Task instructions →
Write out the items below word for word, starting at the first line and ending with the line that contains "y-tick-label: 60 <box>69 152 88 170</box>", including both of those lines.
───── Information shown ─────
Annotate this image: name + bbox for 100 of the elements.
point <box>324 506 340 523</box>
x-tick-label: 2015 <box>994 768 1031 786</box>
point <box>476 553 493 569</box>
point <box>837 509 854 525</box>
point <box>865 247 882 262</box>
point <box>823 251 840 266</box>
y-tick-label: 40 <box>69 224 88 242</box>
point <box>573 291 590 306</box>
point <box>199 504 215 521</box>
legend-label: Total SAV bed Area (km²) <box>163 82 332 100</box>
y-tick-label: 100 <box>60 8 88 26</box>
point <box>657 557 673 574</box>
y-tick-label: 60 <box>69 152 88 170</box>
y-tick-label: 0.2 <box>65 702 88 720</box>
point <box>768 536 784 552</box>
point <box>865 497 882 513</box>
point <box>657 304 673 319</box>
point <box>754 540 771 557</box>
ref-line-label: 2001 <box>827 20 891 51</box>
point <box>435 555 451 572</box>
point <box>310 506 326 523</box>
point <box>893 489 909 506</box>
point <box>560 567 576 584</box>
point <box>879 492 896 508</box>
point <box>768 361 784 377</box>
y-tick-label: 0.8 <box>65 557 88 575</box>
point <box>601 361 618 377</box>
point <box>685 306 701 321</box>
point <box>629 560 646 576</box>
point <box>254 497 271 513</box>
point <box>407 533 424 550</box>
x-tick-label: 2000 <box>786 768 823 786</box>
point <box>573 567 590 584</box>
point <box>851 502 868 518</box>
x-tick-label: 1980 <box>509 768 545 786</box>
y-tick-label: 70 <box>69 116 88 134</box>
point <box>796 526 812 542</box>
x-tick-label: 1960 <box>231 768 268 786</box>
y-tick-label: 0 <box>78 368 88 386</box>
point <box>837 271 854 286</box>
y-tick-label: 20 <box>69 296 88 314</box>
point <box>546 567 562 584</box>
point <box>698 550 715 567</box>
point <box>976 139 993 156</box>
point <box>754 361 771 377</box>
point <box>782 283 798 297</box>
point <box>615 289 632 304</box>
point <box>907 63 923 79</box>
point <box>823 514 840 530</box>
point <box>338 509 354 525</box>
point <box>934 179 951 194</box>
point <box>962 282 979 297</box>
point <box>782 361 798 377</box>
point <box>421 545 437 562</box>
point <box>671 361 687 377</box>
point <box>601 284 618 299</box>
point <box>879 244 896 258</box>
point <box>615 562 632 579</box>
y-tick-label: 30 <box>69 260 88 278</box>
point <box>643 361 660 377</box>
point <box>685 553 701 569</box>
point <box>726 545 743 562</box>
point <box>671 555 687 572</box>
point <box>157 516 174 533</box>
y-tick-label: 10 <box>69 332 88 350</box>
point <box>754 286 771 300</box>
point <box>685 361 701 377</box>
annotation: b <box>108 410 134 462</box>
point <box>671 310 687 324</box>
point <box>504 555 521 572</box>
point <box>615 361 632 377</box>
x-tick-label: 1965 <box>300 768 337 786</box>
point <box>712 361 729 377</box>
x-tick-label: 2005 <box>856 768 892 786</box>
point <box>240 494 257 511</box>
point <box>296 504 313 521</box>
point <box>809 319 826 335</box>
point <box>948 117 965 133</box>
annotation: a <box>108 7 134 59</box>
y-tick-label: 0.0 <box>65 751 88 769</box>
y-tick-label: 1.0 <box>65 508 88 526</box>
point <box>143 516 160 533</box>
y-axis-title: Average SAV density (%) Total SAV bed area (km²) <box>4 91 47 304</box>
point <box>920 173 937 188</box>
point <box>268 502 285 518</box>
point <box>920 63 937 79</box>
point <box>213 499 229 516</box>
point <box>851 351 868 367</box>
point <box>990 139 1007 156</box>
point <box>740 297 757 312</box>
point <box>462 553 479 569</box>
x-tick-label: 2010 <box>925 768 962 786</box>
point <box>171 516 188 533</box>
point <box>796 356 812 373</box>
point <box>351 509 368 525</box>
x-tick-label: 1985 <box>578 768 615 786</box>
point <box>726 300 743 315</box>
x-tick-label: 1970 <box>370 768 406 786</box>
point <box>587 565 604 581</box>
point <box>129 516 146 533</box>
─────
Written answer →
Annotate this image: name + bbox for 100 of the elements.
point <box>324 506 340 523</box>
x-tick-label: 2015 <box>994 768 1031 786</box>
point <box>476 553 493 569</box>
point <box>837 509 854 525</box>
point <box>865 247 882 262</box>
point <box>823 251 840 266</box>
y-tick-label: 40 <box>69 224 88 242</box>
point <box>573 291 590 306</box>
point <box>199 504 215 521</box>
legend-label: Total SAV bed Area (km²) <box>163 82 332 100</box>
y-tick-label: 100 <box>60 8 88 26</box>
point <box>657 557 673 574</box>
y-tick-label: 60 <box>69 152 88 170</box>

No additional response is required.